### What is being asked
Each line below must be set down exactly; omit any image you find.

### Stored records
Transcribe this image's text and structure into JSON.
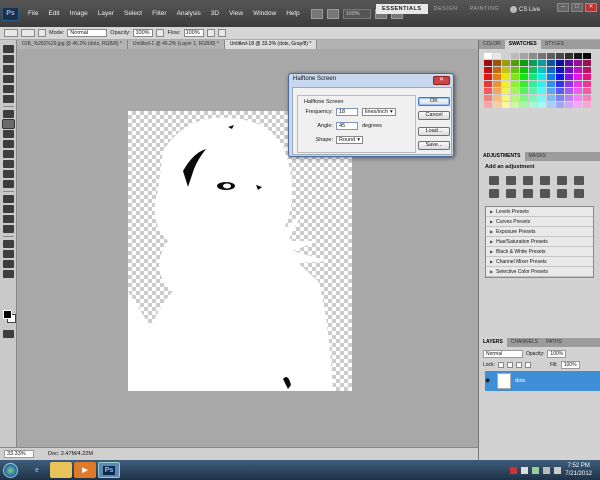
{
  "menubar": {
    "logo": "Ps",
    "items": [
      "File",
      "Edit",
      "Image",
      "Layer",
      "Select",
      "Filter",
      "Analysis",
      "3D",
      "View",
      "Window",
      "Help"
    ],
    "zoom_value": "100%",
    "workspaces": [
      "ESSENTIALS",
      "DESIGN",
      "PAINTING",
      "»"
    ],
    "cslive": "CS Live"
  },
  "options": {
    "mode_label": "Mode:",
    "mode_value": "Normal",
    "opacity_label": "Opacity:",
    "opacity_value": "100%",
    "flow_label": "Flow:",
    "flow_value": "100%"
  },
  "tabs": [
    "01B_%282%29.jpg @ 46.2% (dots, RGB/8) *",
    "Untitled-1 @ 46.2% (Layer 1, RGB/8) *",
    "Untitled-18 @ 33.3% (dots, Gray/8) *"
  ],
  "status": {
    "zoom": "33.33%",
    "doc": "Doc: 2.47M/4.22M"
  },
  "dialog": {
    "title": "Halftone Screen",
    "group": "Halftone Screen",
    "frequency_label": "Frequency:",
    "frequency_value": "18",
    "frequency_unit": "lines/inch",
    "angle_label": "Angle:",
    "angle_value": "45",
    "angle_unit": "degrees",
    "shape_label": "Shape:",
    "shape_value": "Round",
    "buttons": [
      "OK",
      "Cancel",
      "Load...",
      "Save..."
    ]
  },
  "panels": {
    "color_tabs": [
      "COLOR",
      "SWATCHES",
      "STYLES"
    ],
    "adj_tabs": [
      "ADJUSTMENTS",
      "MASKS"
    ],
    "adj_title": "Add an adjustment",
    "presets": [
      "Levels Presets",
      "Curves Presets",
      "Exposure Presets",
      "Hue/Saturation Presets",
      "Black & White Presets",
      "Channel Mixer Presets",
      "Selective Color Presets"
    ],
    "layer_tabs": [
      "LAYERS",
      "CHANNELS",
      "PATHS"
    ],
    "blend_mode": "Normal",
    "opacity_label": "Opacity:",
    "opacity_value": "100%",
    "lock_label": "Lock:",
    "fill_label": "Fill:",
    "fill_value": "100%",
    "layer_name": "dots"
  },
  "taskbar": {
    "ps_label": "Ps",
    "time": "7:52 PM",
    "date": "7/21/2012"
  }
}
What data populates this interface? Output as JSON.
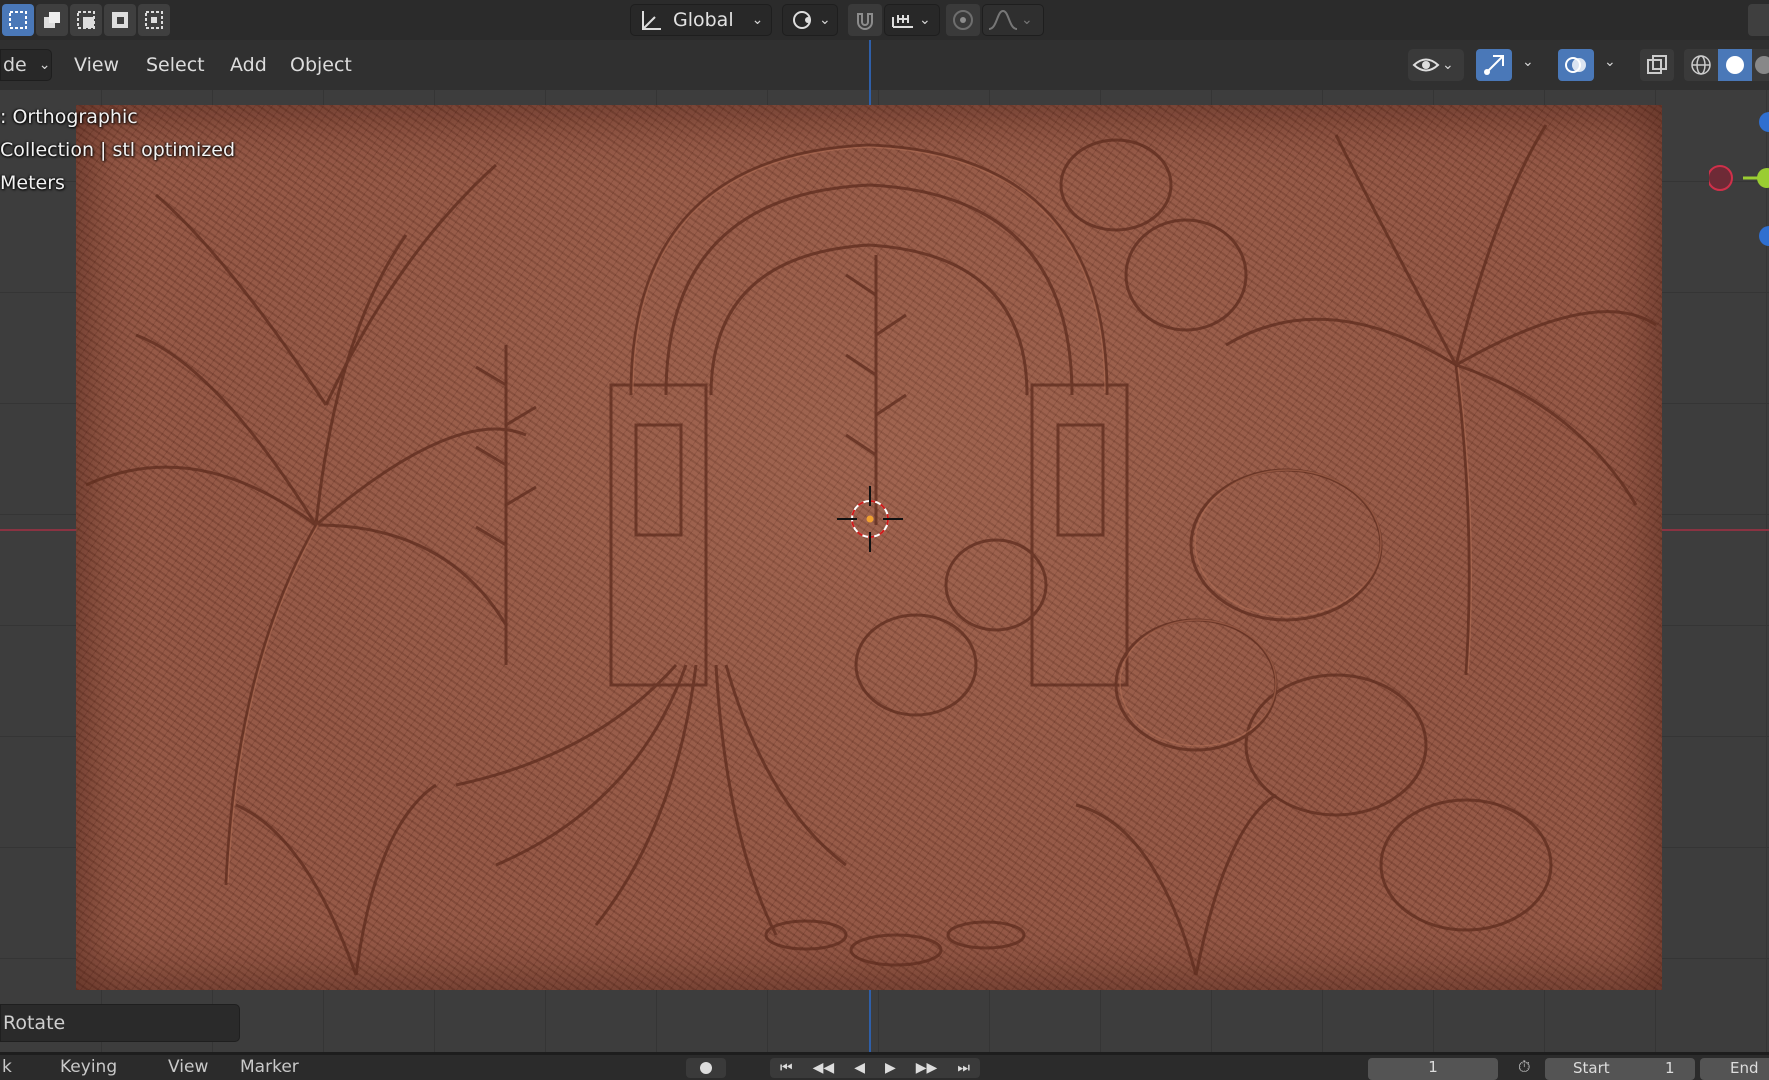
{
  "header": {
    "transform_orientation": "Global",
    "menu": [
      "de",
      "View",
      "Select",
      "Add",
      "Object"
    ]
  },
  "viewport": {
    "view_name": ": Orthographic",
    "collection": "Collection | stl optimized",
    "units": "Meters"
  },
  "operator_panel": {
    "label": "Rotate"
  },
  "timeline": {
    "menu": [
      "k",
      "Keying",
      "View",
      "Marker"
    ],
    "current_frame": "1",
    "start_label": "Start",
    "start_value": "1",
    "end_label": "End"
  },
  "colors": {
    "relief": "#8e4d3a",
    "x_axis": "#8a3342",
    "y_axis": "#2f5fa8",
    "active_blue": "#4a78b8"
  }
}
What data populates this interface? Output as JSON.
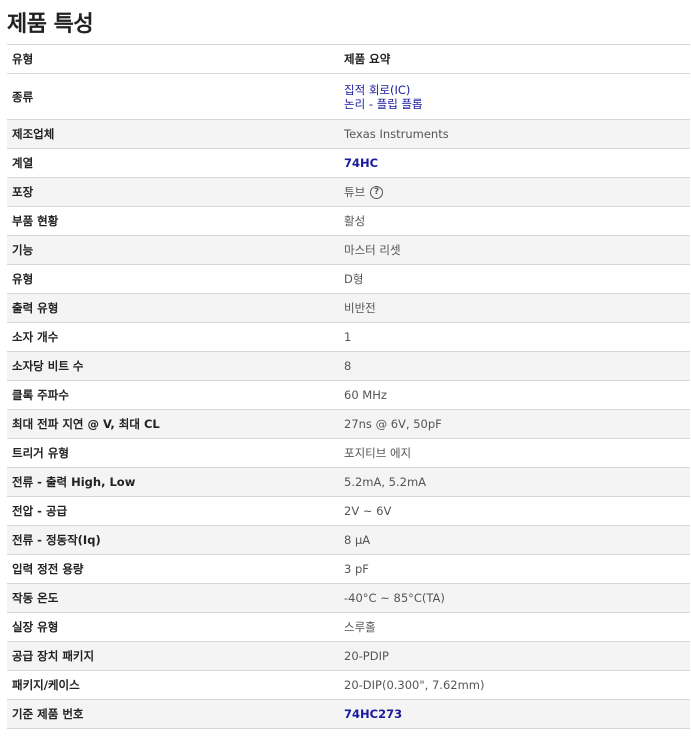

### Written response
Transcribe this image's text and structure into JSON.
{
  "menubar": {
    "logo": "Ps",
    "items": [
      "File",
      "Edit",
      "Image",
      "Layer",
      "Select",
      "Filter",
      "Analysis",
      "3D",
      "View",
      "Window",
      "Help"
    ],
    "zoom_value": "100%",
    "workspaces": [
      "ESSENTIALS",
      "DESIGN",
      "PAINTING",
      "»"
    ],
    "cslive": "CS Live"
  },
  "options": {
    "mode_label": "Mode:",
    "mode_value": "Normal",
    "opacity_label": "Opacity:",
    "opacity_value": "100%",
    "flow_label": "Flow:",
    "flow_value": "100%"
  },
  "tabs": [
    "01B_%282%29.jpg @ 46.2% (dots, RGB/8) *",
    "Untitled-1 @ 46.2% (Layer 1, RGB/8) *",
    "Untitled-18 @ 33.3% (dots, Gray/8) *"
  ],
  "status": {
    "zoom": "33.33%",
    "doc": "Doc: 2.47M/4.22M"
  },
  "dialog": {
    "title": "Halftone Screen",
    "group": "Halftone Screen",
    "frequency_label": "Frequency:",
    "frequency_value": "18",
    "frequency_unit": "lines/inch",
    "angle_label": "Angle:",
    "angle_value": "45",
    "angle_unit": "degrees",
    "shape_label": "Shape:",
    "shape_value": "Round",
    "buttons": [
      "OK",
      "Cancel",
      "Load...",
      "Save..."
    ]
  },
  "panels": {
    "color_tabs": [
      "COLOR",
      "SWATCHES",
      "STYLES"
    ],
    "adj_tabs": [
      "ADJUSTMENTS",
      "MASKS"
    ],
    "adj_title": "Add an adjustment",
    "presets": [
      "Levels Presets",
      "Curves Presets",
      "Exposure Presets",
      "Hue/Saturation Presets",
      "Black & White Presets",
      "Channel Mixer Presets",
      "Selective Color Presets"
    ],
    "layer_tabs": [
      "LAYERS",
      "CHANNELS",
      "PATHS"
    ],
    "blend_mode": "Normal",
    "opacity_label": "Opacity:",
    "opacity_value": "100%",
    "lock_label": "Lock:",
    "fill_label": "Fill:",
    "fill_value": "100%",
    "layer_name": "dots"
  },
  "taskbar": {
    "ps_label": "Ps",
    "time": "7:52 PM",
    "date": "7/21/2012"
  }
}
What data populates this interface? Output as JSON.
{
  "header": {
    "transform_orientation": "Global",
    "menu": [
      "de",
      "View",
      "Select",
      "Add",
      "Object"
    ]
  },
  "viewport": {
    "view_name": ": Orthographic",
    "collection": "Collection | stl optimized",
    "units": "Meters"
  },
  "operator_panel": {
    "label": "Rotate"
  },
  "timeline": {
    "menu": [
      "k",
      "Keying",
      "View",
      "Marker"
    ],
    "current_frame": "1",
    "start_label": "Start",
    "start_value": "1",
    "end_label": "End"
  },
  "colors": {
    "relief": "#8e4d3a",
    "x_axis": "#8a3342",
    "y_axis": "#2f5fa8",
    "active_blue": "#4a78b8"
  }
}
What data populates this interface? Output as JSON.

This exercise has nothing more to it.